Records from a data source

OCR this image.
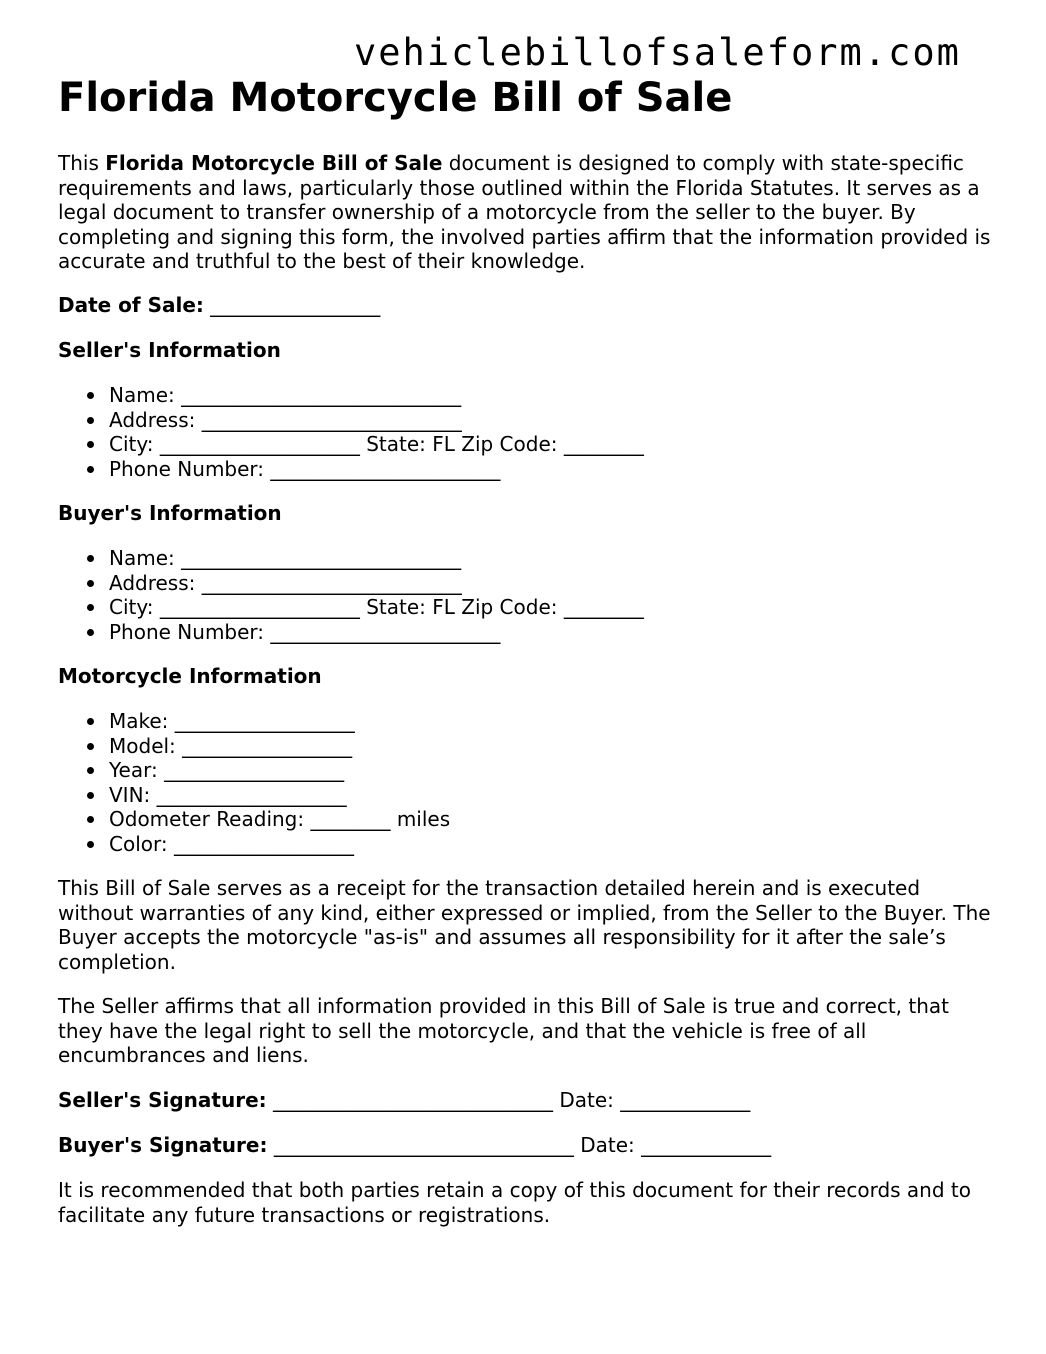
vehiclebillofsaleform.com
Florida Motorcycle Bill of Sale

This Florida Motorcycle Bill of Sale document is designed to comply with state-specific requirements and laws, particularly those outlined within the Florida Statutes. It serves as a legal document to transfer ownership of a motorcycle from the seller to the buyer. By completing and signing this form, the involved parties affirm that the information provided is accurate and truthful to the best of their knowledge.

Date of Sale: _________________

Seller's Information
Name: ____________________________
Address: __________________________
City: ____________________ State: FL Zip Code: ________
Phone Number: _______________________
Buyer's Information
Name: ____________________________
Address: __________________________
City: ____________________ State: FL Zip Code: ________
Phone Number: _______________________
Motorcycle Information
Make: __________________
Model: _________________
Year: __________________
VIN: ___________________
Odometer Reading: ________ miles
Color: __________________

This Bill of Sale serves as a receipt for the transaction detailed herein and is executed without warranties of any kind, either expressed or implied, from the Seller to the Buyer. The Buyer accepts the motorcycle "as-is" and assumes all responsibility for it after the sale’s completion.

The Seller affirms that all information provided in this Bill of Sale is true and correct, that they have the legal right to sell the motorcycle, and that the vehicle is free of all encumbrances and liens.

Seller's Signature: ____________________________ Date: _____________

Buyer's Signature: ______________________________ Date: _____________

It is recommended that both parties retain a copy of this document for their records and to facilitate any future transactions or registrations.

## Task brief
Show all lines from the listing above in which "document" appears.

## Full output
This Florida Motorcycle Bill of Sale document is designed to comply with state-specific requirements and laws, particularly those outlined within the Florida Statutes. It serves as a legal document to transfer ownership of a motorcycle from the seller to the buyer. By completing and signing this form, the involved parties affirm that the information provided is accurate and truthful to the best of their knowledge.
It is recommended that both parties retain a copy of this document for their records and to facilitate any future transactions or registrations.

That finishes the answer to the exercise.